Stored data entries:
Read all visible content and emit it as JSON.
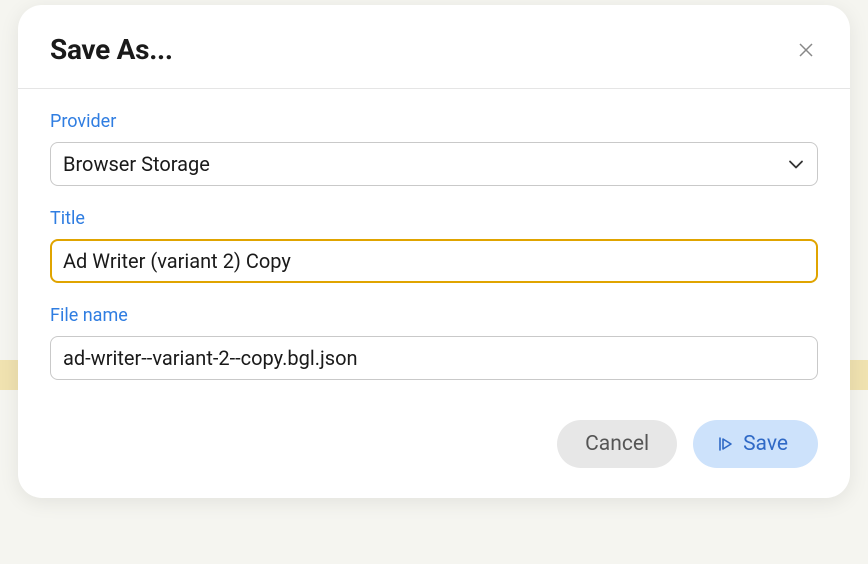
{
  "modal": {
    "title": "Save As...",
    "provider": {
      "label": "Provider",
      "value": "Browser Storage"
    },
    "titleField": {
      "label": "Title",
      "value": "Ad Writer (variant 2) Copy"
    },
    "fileName": {
      "label": "File name",
      "value": "ad-writer--variant-2--copy.bgl.json"
    },
    "buttons": {
      "cancel": "Cancel",
      "save": "Save"
    }
  },
  "colors": {
    "labelBlue": "#2f7de1",
    "focusBorder": "#e0a400",
    "saveBg": "#cde2fb",
    "saveText": "#2f69c6",
    "cancelBg": "#e7e7e7"
  }
}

Written exercise:
Return all of the entries exactly as written, but drop any pictures they hold.

Output for this exercise:
Read all visible content and emit it as JSON.
{
  "modal": {
    "title": "Save As...",
    "provider": {
      "label": "Provider",
      "value": "Browser Storage"
    },
    "titleField": {
      "label": "Title",
      "value": "Ad Writer (variant 2) Copy"
    },
    "fileName": {
      "label": "File name",
      "value": "ad-writer--variant-2--copy.bgl.json"
    },
    "buttons": {
      "cancel": "Cancel",
      "save": "Save"
    }
  },
  "colors": {
    "labelBlue": "#2f7de1",
    "focusBorder": "#e0a400",
    "saveBg": "#cde2fb",
    "saveText": "#2f69c6",
    "cancelBg": "#e7e7e7"
  }
}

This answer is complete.